=== EXCERPTED PASSAGE ===
____________

At this time, many of the statements and items in the draft are only supported by one or two nations, meaning they may or may not make it into the final agreement if one is reached. The next round of TPP negotiations is set to begin next week in Utah and many nations have expressed hope to have a deal by the end of the year.
Next up today, Jill Hiller at the International Business Times reports that rapper Lil’ Kim is facing allegations that she lifted the cover of her upcoming album from a makeup artist that had published the photo online, all without permission or attribution.
Lil’ Kim recently posted a preview of her upcoming album cover, which shows a face of a woman in zombie makeup. However, it now appears that the photo was not of Lil’ Kim and, instead, was makeup artist Samantha Ravndahl, who posted the photo to her blog as part of a makeup tutorial.
Ravndahl, who posted about the alleged misappropriation on Reddit, said that she has attempted to contact people who work for Lil’ Kim with no luck. Though Ravndahl has said she is talking with an attorney, the issue is already playing out in public as people who support her have been posting heavily to Lil’ Kim sites and forums.

____________

=== MATERIAL SUPPLIED ===
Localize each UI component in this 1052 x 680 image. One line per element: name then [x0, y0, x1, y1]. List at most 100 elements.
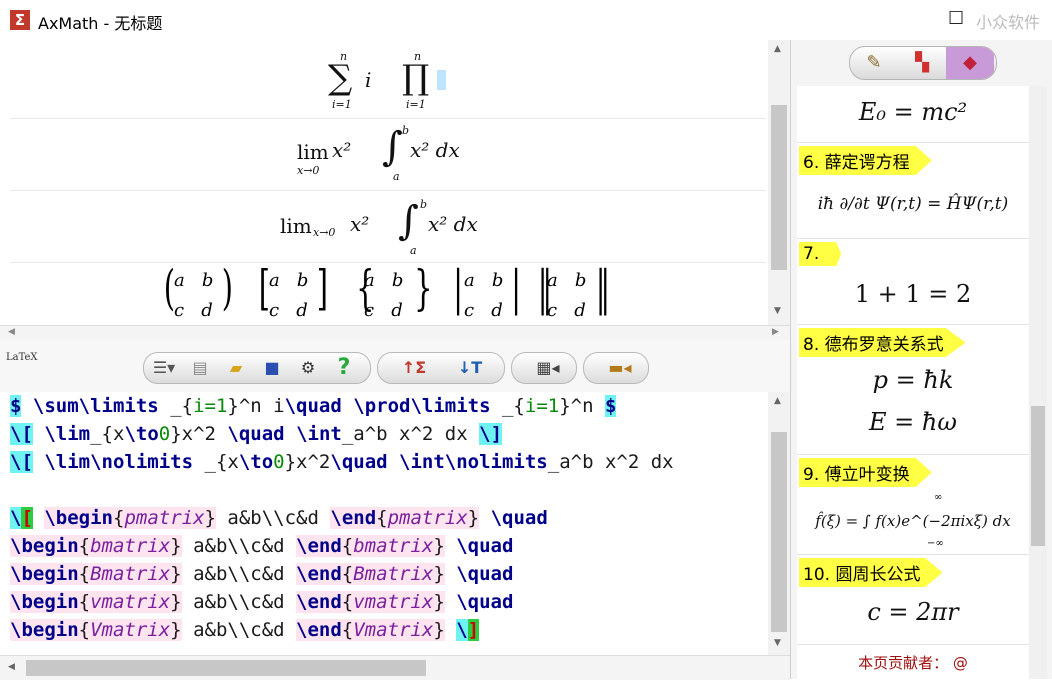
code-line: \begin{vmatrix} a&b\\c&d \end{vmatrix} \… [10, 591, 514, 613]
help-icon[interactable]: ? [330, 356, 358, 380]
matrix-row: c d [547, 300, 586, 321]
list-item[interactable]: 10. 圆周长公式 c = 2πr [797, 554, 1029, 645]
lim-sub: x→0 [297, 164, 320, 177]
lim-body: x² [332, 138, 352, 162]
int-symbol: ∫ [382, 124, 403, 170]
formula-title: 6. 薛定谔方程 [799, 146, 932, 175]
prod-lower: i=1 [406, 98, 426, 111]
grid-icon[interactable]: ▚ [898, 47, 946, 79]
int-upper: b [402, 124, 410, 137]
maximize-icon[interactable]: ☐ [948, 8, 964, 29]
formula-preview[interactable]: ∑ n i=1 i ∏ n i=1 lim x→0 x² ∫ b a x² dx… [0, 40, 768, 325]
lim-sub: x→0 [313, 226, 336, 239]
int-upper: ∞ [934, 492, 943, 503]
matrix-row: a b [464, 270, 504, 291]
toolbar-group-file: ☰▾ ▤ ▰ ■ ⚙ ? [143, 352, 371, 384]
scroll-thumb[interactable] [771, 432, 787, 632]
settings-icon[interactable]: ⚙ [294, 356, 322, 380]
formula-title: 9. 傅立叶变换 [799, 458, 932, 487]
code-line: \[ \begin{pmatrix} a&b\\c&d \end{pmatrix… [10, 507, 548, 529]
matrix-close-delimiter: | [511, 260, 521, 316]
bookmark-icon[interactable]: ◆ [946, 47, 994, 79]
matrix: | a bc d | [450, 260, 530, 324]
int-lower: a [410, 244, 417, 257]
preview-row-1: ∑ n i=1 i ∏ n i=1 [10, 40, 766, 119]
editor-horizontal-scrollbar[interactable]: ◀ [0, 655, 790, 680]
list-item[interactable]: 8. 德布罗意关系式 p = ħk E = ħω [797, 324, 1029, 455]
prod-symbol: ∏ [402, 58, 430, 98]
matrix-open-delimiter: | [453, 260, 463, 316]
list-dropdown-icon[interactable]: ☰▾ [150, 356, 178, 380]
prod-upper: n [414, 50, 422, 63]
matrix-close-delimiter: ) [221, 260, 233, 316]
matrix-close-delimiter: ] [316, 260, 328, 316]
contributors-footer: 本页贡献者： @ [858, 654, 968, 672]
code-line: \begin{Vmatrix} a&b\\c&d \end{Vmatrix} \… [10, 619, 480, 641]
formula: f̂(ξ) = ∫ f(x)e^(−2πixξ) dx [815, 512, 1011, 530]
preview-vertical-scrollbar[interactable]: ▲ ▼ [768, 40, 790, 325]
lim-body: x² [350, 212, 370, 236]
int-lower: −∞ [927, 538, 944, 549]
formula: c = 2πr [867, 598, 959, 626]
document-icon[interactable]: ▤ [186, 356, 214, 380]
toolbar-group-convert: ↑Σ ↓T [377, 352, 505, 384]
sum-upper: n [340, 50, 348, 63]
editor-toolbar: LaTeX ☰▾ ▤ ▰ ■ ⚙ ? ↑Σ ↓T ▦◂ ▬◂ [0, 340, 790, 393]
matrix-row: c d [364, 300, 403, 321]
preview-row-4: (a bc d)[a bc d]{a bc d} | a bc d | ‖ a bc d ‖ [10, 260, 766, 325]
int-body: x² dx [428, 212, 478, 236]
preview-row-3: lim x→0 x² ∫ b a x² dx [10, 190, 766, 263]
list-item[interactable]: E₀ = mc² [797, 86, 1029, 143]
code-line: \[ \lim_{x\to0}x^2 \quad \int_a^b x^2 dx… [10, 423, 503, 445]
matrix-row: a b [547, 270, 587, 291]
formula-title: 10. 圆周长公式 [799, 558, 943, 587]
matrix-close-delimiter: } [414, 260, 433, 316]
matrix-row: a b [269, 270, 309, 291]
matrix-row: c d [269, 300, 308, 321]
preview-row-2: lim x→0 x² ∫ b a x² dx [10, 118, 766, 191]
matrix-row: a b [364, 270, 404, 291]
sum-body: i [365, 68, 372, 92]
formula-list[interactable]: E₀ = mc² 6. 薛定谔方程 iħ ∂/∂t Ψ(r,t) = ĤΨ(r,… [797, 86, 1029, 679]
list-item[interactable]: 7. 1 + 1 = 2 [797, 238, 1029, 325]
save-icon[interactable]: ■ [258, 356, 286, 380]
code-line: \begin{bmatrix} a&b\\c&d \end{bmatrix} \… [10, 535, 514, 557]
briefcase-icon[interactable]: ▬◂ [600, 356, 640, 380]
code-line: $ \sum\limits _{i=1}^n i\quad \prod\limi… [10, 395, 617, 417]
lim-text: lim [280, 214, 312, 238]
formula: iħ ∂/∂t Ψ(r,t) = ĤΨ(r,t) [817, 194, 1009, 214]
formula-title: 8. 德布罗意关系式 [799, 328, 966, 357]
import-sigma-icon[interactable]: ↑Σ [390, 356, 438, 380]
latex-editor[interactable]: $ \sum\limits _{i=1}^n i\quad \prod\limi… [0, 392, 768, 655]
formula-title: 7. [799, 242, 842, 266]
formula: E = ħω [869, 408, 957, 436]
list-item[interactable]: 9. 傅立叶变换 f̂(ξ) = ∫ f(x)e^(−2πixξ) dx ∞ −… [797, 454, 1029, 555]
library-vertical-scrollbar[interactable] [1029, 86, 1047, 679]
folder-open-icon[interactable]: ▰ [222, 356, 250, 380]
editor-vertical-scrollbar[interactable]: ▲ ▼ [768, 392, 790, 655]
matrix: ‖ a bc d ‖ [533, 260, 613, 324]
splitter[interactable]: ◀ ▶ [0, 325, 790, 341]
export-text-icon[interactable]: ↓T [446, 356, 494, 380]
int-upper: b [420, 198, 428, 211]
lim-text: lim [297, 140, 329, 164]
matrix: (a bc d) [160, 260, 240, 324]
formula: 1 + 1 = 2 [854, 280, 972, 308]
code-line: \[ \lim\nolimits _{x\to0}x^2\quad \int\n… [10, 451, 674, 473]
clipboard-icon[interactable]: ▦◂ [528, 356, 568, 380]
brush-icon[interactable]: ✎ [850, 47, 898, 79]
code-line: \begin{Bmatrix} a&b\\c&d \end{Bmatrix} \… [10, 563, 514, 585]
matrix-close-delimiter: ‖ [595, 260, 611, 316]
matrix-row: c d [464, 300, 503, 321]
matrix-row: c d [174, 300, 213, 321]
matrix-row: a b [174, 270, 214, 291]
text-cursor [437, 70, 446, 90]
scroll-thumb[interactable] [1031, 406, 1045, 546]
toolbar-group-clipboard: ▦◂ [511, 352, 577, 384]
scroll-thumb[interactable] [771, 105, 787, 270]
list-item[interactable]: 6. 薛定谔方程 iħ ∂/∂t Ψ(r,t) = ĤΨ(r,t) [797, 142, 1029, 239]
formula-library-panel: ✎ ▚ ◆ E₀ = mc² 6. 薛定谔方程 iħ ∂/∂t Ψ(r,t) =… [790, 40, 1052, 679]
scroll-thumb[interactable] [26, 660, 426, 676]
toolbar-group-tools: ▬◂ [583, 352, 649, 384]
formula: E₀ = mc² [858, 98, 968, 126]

____________

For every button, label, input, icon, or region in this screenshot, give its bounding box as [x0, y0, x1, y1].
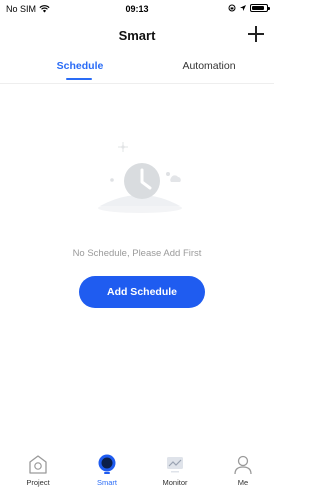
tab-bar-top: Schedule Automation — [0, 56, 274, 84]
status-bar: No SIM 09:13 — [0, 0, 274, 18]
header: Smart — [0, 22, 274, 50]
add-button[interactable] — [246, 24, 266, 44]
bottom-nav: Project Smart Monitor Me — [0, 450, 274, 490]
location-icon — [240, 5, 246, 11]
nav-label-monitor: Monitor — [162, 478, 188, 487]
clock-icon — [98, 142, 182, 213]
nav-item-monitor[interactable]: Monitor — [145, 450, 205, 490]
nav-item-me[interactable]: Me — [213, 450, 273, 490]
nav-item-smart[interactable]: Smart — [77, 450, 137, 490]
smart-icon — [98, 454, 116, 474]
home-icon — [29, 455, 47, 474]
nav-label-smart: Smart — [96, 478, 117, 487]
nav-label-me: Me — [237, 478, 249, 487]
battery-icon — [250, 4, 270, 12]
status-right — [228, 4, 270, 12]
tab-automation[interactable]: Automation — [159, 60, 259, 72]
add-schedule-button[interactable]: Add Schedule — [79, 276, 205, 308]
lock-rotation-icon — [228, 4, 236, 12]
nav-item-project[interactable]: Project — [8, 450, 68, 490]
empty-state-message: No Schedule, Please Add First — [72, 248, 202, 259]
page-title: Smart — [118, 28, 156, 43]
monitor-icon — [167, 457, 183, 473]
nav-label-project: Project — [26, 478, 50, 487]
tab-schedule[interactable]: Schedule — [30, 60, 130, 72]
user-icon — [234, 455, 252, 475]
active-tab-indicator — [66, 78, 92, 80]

____________

=== WHAT YOU HAVE TO DO ===
Pull out the stretch of the news roundup that begins with "At this time, many" and stops after "permission or attribution.", copying it word for word.

=== WRITTEN RESPONSE ===
At this time, many of the statements and items in the draft are only supported by one or two nations, meaning they may or may not make it into the final agreement if one is reached. The next round of TPP negotiations is set to begin next week in Utah and many nations have expressed hope to have a deal by the end of the year.
Next up today, Jill Hiller at the International Business Times reports that rapper Lil’ Kim is facing allegations that she lifted the cover of her upcoming album from a makeup artist that had published the photo online, all without permission or attribution.